- TASK TO CARRY OUT -
Retype, exactly as written, every line from the one containing "Convert this screenshot" through the last line of the records below, both included; skip the pictures.

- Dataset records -

########################################

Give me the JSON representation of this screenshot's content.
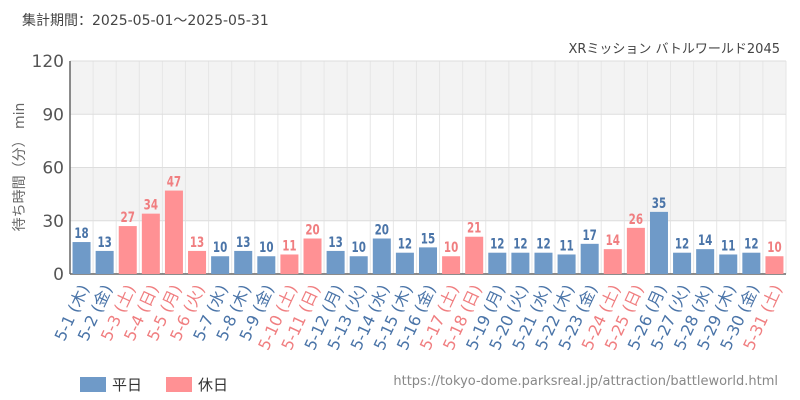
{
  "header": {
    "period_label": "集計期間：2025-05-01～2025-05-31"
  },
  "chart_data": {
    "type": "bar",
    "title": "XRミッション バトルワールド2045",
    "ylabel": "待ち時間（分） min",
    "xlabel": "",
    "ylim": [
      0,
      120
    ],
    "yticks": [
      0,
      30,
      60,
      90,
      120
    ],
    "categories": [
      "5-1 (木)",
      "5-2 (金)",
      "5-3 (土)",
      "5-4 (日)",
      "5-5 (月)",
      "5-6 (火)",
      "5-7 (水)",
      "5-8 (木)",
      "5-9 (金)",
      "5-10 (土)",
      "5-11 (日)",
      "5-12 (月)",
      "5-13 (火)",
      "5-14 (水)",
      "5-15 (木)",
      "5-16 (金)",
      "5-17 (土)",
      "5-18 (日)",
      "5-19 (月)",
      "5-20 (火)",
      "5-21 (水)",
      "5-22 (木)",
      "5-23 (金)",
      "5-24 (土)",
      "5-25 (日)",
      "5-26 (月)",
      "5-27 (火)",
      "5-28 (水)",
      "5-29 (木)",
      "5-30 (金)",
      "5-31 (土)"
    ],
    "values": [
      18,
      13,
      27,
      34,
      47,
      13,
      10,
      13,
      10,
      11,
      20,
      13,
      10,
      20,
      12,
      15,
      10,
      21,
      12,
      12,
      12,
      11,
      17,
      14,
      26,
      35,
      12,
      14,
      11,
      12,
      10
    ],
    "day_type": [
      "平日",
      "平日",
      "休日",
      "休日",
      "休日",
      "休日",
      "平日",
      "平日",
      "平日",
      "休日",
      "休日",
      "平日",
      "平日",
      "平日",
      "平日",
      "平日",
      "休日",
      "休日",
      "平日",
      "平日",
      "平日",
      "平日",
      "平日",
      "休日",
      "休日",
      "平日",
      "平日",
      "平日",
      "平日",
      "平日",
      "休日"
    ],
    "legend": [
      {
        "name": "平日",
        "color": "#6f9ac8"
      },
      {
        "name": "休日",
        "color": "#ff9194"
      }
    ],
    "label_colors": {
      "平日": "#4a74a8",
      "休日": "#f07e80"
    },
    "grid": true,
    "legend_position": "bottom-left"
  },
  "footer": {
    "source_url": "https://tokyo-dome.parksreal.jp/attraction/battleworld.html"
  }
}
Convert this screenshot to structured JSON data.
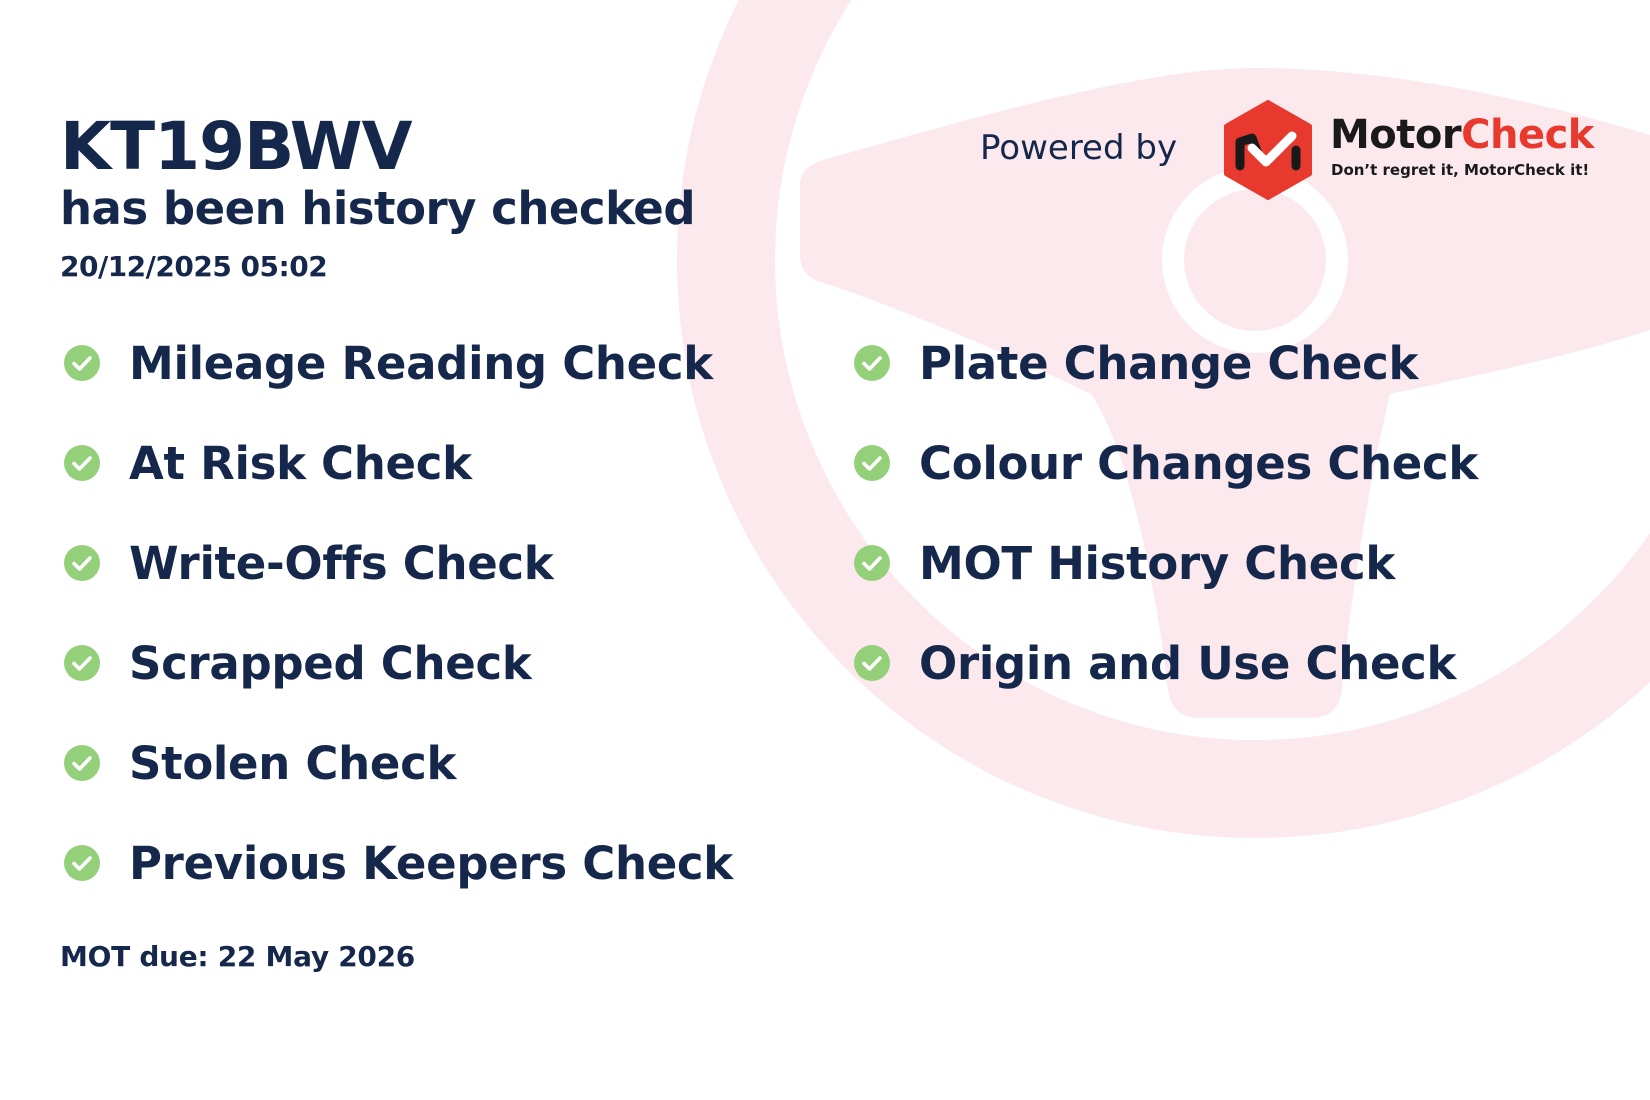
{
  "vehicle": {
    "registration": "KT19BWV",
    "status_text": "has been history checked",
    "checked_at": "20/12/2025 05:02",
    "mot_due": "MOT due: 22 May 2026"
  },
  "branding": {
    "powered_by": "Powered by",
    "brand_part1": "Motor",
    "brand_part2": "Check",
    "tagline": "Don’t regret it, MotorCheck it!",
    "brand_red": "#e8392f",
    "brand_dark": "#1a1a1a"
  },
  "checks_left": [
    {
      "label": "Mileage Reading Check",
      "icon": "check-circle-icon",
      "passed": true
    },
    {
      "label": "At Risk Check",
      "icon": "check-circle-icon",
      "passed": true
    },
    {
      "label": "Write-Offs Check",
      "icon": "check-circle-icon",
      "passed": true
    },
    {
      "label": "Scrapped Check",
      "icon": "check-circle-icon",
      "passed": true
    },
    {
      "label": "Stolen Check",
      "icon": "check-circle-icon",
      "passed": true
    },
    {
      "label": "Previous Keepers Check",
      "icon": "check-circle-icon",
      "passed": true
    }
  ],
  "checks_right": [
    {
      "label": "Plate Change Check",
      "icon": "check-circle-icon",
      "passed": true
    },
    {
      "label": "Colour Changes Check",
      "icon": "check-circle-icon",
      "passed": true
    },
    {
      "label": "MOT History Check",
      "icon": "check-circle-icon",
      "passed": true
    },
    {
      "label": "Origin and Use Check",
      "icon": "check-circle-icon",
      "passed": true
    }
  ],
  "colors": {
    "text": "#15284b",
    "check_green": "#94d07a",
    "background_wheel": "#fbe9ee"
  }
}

########################################

- SOLUTION BELOW -
Convert this screenshot to structured JSON data.
{
  "vehicle": {
    "registration": "KT19BWV",
    "status_text": "has been history checked",
    "checked_at": "20/12/2025 05:02",
    "mot_due": "MOT due: 22 May 2026"
  },
  "branding": {
    "powered_by": "Powered by",
    "brand_part1": "Motor",
    "brand_part2": "Check",
    "tagline": "Don’t regret it, MotorCheck it!",
    "brand_red": "#e8392f",
    "brand_dark": "#1a1a1a"
  },
  "checks_left": [
    {
      "label": "Mileage Reading Check",
      "icon": "check-circle-icon",
      "passed": true
    },
    {
      "label": "At Risk Check",
      "icon": "check-circle-icon",
      "passed": true
    },
    {
      "label": "Write-Offs Check",
      "icon": "check-circle-icon",
      "passed": true
    },
    {
      "label": "Scrapped Check",
      "icon": "check-circle-icon",
      "passed": true
    },
    {
      "label": "Stolen Check",
      "icon": "check-circle-icon",
      "passed": true
    },
    {
      "label": "Previous Keepers Check",
      "icon": "check-circle-icon",
      "passed": true
    }
  ],
  "checks_right": [
    {
      "label": "Plate Change Check",
      "icon": "check-circle-icon",
      "passed": true
    },
    {
      "label": "Colour Changes Check",
      "icon": "check-circle-icon",
      "passed": true
    },
    {
      "label": "MOT History Check",
      "icon": "check-circle-icon",
      "passed": true
    },
    {
      "label": "Origin and Use Check",
      "icon": "check-circle-icon",
      "passed": true
    }
  ],
  "colors": {
    "text": "#15284b",
    "check_green": "#94d07a",
    "background_wheel": "#fbe9ee"
  }
}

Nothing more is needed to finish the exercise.